• _Exercise task_
Return all lines where the word "JSON" can be found.

• _Exercise materials_
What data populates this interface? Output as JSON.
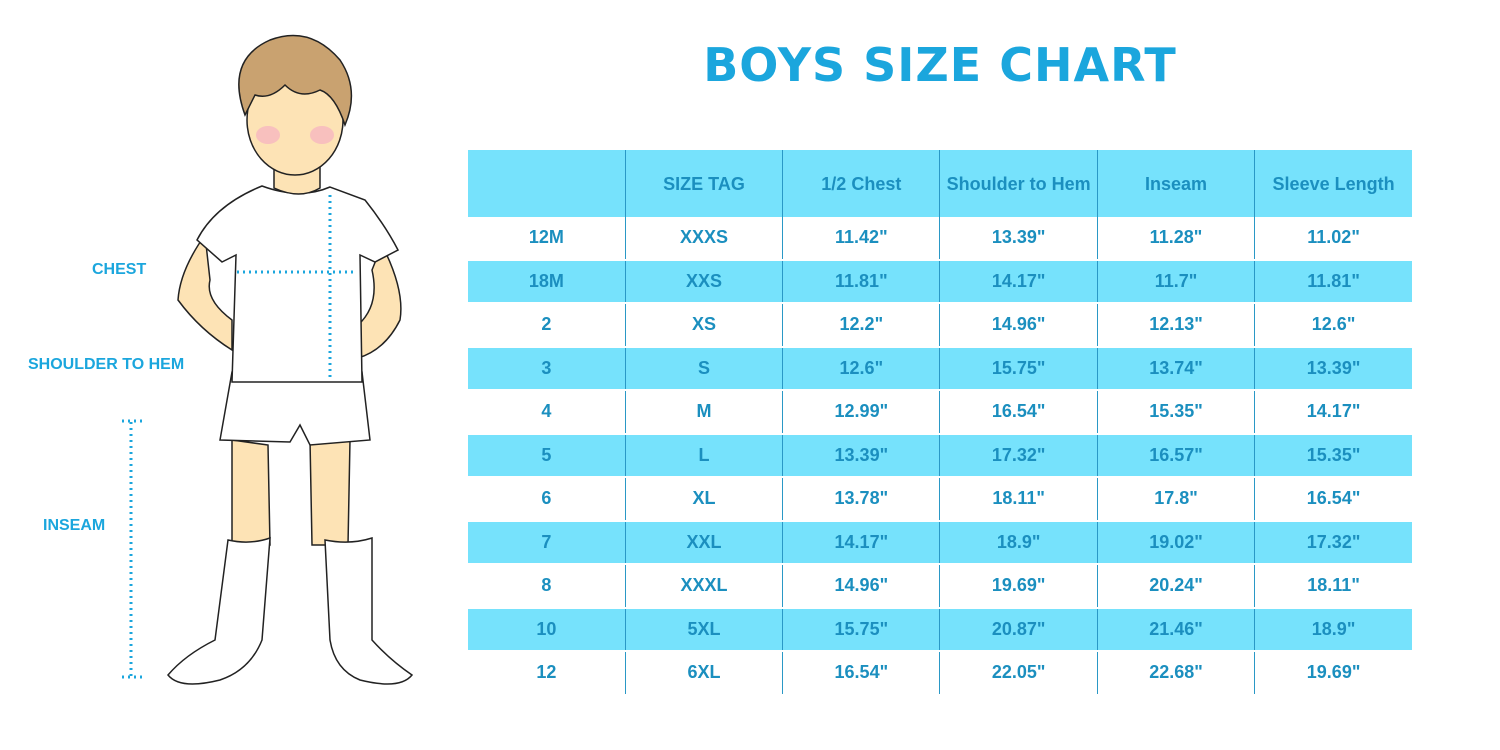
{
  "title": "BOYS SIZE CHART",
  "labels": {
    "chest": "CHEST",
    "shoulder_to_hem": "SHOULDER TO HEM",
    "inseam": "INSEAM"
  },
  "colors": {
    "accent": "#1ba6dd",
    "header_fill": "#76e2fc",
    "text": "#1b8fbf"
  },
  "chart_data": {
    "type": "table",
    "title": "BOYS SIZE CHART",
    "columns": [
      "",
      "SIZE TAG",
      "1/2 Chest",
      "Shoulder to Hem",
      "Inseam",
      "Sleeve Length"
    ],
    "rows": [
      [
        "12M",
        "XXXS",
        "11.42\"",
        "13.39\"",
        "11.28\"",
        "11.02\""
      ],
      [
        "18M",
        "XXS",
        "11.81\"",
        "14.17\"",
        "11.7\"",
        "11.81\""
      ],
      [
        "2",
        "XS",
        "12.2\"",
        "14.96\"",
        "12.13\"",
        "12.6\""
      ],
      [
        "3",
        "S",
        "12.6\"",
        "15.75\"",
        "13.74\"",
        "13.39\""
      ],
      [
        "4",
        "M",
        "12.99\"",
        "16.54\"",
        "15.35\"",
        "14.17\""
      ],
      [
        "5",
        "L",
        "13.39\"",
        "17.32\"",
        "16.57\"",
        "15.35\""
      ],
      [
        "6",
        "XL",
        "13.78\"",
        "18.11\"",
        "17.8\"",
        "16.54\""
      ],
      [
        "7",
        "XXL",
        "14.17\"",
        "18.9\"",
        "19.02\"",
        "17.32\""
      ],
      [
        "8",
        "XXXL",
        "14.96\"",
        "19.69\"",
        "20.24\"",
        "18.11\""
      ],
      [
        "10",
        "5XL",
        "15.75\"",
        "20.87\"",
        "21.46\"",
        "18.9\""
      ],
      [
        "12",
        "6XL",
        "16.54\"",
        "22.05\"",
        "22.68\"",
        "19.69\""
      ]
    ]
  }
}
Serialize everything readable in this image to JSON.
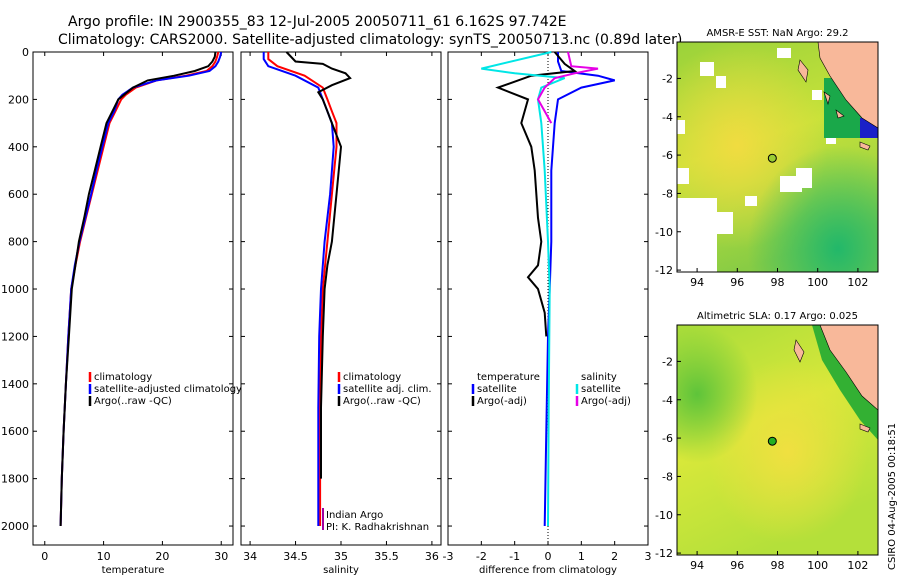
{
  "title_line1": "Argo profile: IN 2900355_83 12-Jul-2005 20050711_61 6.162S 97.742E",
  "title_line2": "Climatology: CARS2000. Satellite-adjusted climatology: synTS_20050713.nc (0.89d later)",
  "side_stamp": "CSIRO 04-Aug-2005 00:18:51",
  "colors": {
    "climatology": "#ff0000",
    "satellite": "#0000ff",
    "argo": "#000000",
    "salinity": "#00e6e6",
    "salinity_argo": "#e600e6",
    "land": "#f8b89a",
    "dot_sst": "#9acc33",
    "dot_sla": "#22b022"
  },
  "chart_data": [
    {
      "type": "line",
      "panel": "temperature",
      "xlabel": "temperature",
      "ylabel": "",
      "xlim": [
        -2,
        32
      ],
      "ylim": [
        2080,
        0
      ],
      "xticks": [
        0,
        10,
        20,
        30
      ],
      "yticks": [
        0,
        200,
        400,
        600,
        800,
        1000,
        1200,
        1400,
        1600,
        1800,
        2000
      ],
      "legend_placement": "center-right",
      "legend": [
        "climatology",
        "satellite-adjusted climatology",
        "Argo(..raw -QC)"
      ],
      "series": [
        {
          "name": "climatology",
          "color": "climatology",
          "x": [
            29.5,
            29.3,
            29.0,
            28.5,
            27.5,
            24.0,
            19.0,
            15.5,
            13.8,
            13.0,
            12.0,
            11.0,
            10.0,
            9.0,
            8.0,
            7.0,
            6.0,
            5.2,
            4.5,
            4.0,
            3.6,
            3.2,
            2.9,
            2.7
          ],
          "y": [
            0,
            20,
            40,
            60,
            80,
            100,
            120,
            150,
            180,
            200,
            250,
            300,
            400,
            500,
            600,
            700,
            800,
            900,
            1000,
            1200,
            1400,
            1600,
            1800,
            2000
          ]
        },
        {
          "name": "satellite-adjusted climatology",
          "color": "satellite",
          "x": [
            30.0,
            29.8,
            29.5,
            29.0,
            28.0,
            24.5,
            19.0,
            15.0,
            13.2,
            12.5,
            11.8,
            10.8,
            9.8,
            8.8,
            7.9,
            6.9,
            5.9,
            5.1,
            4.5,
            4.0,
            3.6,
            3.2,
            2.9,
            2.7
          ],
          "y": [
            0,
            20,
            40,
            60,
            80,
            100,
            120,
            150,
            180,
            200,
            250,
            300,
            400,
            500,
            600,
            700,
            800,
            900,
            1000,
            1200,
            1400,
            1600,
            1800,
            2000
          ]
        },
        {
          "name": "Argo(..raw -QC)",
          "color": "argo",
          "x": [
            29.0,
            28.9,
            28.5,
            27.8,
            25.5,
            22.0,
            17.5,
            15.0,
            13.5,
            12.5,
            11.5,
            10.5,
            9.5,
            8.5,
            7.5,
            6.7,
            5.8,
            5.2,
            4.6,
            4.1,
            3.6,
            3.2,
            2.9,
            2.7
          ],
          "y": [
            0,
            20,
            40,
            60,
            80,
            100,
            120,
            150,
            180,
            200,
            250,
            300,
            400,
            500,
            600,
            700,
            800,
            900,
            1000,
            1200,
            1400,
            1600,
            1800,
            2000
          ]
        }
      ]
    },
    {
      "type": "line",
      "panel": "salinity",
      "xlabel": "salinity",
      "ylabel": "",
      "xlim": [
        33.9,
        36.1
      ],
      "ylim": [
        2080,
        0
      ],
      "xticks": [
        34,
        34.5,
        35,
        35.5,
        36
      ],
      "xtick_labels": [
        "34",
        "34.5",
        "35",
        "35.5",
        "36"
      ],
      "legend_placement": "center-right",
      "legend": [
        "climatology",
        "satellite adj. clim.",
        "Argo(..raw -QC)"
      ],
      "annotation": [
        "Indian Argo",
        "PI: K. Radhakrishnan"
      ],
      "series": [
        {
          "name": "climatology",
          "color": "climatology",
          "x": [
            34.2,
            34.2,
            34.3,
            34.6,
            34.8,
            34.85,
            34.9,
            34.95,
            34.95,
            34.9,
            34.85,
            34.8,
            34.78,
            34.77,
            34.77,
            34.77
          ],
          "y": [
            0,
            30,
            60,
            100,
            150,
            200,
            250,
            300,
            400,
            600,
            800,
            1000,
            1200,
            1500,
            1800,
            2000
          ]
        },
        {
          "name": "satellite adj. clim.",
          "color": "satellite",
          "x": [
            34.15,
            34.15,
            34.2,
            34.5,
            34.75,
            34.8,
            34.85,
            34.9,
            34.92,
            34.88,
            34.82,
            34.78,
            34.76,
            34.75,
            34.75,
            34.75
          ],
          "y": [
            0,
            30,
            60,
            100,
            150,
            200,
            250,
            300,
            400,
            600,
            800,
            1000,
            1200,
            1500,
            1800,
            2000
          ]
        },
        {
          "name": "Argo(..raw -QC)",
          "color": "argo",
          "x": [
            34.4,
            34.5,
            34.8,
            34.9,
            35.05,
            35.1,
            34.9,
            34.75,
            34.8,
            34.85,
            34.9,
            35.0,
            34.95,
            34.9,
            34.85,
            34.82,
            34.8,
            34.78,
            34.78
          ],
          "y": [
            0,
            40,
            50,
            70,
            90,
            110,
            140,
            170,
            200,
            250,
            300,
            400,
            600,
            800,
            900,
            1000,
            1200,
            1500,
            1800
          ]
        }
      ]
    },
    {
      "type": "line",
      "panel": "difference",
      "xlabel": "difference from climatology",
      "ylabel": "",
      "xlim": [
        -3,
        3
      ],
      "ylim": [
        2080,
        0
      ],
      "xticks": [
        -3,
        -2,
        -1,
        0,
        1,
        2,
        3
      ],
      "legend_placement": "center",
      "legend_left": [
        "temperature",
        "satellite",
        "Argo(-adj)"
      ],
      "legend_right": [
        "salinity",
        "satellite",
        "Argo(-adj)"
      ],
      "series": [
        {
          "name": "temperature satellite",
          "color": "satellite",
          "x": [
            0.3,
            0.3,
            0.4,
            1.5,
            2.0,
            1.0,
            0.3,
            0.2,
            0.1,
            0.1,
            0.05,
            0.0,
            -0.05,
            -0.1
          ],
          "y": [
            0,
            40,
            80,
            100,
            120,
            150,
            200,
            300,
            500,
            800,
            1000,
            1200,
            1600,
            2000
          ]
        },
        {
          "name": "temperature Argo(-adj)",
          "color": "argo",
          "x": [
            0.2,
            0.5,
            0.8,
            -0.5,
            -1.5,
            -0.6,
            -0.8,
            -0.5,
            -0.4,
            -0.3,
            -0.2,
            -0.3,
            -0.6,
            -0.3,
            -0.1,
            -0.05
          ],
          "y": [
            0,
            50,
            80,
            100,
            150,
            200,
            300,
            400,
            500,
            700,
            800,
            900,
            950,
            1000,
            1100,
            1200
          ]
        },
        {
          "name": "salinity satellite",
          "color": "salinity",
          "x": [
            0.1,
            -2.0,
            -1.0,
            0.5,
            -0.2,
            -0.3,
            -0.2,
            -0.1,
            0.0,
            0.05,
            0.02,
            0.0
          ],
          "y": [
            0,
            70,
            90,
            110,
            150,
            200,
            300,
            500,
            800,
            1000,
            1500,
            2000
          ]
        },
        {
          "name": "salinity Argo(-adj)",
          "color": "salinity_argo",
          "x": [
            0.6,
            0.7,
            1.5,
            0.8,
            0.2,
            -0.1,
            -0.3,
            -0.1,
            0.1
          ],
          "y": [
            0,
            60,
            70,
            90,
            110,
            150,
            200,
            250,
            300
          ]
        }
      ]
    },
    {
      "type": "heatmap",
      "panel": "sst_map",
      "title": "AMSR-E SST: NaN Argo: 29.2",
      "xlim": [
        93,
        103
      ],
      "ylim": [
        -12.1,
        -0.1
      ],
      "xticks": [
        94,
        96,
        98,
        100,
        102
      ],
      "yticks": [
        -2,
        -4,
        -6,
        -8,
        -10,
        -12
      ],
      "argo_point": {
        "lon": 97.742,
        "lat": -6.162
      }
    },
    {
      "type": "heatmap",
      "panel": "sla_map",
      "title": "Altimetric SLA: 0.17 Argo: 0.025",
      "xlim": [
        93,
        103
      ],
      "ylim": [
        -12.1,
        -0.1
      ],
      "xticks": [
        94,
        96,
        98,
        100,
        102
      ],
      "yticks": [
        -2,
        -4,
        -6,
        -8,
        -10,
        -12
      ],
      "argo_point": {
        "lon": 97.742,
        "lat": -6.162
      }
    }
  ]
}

• _Answer to this exercise_
What data populates this interface? Output as JSON.
Serialize everything readable in this image to JSON.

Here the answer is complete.